### Written problem
Each entry below is to be duplicated verbatim.

### Input rows
►
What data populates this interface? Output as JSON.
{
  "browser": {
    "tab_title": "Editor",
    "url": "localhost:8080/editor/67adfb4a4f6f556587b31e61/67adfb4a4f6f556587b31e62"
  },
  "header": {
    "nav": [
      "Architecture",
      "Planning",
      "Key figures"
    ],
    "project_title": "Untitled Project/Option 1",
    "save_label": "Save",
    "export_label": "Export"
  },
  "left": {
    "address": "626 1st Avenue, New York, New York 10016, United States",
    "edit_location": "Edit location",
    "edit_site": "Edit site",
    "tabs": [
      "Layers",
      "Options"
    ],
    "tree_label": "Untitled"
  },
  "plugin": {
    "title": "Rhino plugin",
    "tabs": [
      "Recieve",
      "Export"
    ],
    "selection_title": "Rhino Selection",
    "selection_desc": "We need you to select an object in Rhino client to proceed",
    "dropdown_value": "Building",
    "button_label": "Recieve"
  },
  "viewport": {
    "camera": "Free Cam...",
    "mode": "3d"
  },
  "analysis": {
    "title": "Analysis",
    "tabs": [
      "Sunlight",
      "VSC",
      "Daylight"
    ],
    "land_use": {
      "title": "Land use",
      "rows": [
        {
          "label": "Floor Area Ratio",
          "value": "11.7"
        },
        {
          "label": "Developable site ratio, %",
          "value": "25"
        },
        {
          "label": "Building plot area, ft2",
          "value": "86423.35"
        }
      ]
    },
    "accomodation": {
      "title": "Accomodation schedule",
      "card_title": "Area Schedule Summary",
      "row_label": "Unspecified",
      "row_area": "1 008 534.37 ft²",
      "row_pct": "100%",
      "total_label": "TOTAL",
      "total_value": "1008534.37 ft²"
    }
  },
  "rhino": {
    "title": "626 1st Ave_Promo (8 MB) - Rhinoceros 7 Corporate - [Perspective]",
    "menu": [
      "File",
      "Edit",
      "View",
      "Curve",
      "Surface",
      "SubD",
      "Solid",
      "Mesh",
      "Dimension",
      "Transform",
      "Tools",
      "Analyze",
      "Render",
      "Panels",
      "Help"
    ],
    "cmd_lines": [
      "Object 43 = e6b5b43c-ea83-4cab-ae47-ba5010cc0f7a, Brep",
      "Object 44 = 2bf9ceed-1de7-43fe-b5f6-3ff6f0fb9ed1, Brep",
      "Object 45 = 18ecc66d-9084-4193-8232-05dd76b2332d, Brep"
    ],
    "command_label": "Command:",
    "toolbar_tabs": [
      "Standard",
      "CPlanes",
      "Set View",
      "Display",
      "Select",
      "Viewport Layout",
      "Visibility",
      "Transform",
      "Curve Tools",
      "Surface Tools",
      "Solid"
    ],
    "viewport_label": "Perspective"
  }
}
◄
### Output of the task
What data populates this interface? Output as JSON.
{
  "browser": {
    "tab_title": "Editor",
    "url": "localhost:8080/editor/67adfb4a4f6f556587b31e61/67adfb4a4f6f556587b31e62"
  },
  "header": {
    "nav": [
      "Architecture",
      "Planning",
      "Key figures"
    ],
    "project_title": "Untitled Project/Option 1",
    "save_label": "Save",
    "export_label": "Export"
  },
  "left": {
    "address": "626 1st Avenue, New York, New York 10016, United States",
    "edit_location": "Edit location",
    "edit_site": "Edit site",
    "tabs": [
      "Layers",
      "Options"
    ],
    "tree_label": "Untitled"
  },
  "plugin": {
    "title": "Rhino plugin",
    "tabs": [
      "Recieve",
      "Export"
    ],
    "selection_title": "Rhino Selection",
    "selection_desc": "We need you to select an object in Rhino client to proceed",
    "dropdown_value": "Building",
    "button_label": "Recieve"
  },
  "viewport": {
    "camera": "Free Cam...",
    "mode": "3d"
  },
  "analysis": {
    "title": "Analysis",
    "tabs": [
      "Sunlight",
      "VSC",
      "Daylight"
    ],
    "land_use": {
      "title": "Land use",
      "rows": [
        {
          "label": "Floor Area Ratio",
          "value": "11.7"
        },
        {
          "label": "Developable site ratio, %",
          "value": "25"
        },
        {
          "label": "Building plot area, ft2",
          "value": "86423.35"
        }
      ]
    },
    "accomodation": {
      "title": "Accomodation schedule",
      "card_title": "Area Schedule Summary",
      "row_label": "Unspecified",
      "row_area": "1 008 534.37 ft²",
      "row_pct": "100%",
      "total_label": "TOTAL",
      "total_value": "1008534.37 ft²"
    }
  },
  "rhino": {
    "title": "626 1st Ave_Promo (8 MB) - Rhinoceros 7 Corporate - [Perspective]",
    "menu": [
      "File",
      "Edit",
      "View",
      "Curve",
      "Surface",
      "SubD",
      "Solid",
      "Mesh",
      "Dimension",
      "Transform",
      "Tools",
      "Analyze",
      "Render",
      "Panels",
      "Help"
    ],
    "cmd_lines": [
      "Object 43 = e6b5b43c-ea83-4cab-ae47-ba5010cc0f7a, Brep",
      "Object 44 = 2bf9ceed-1de7-43fe-b5f6-3ff6f0fb9ed1, Brep",
      "Object 45 = 18ecc66d-9084-4193-8232-05dd76b2332d, Brep"
    ],
    "command_label": "Command:",
    "toolbar_tabs": [
      "Standard",
      "CPlanes",
      "Set View",
      "Display",
      "Select",
      "Viewport Layout",
      "Visibility",
      "Transform",
      "Curve Tools",
      "Surface Tools",
      "Solid"
    ],
    "viewport_label": "Perspective"
  }
}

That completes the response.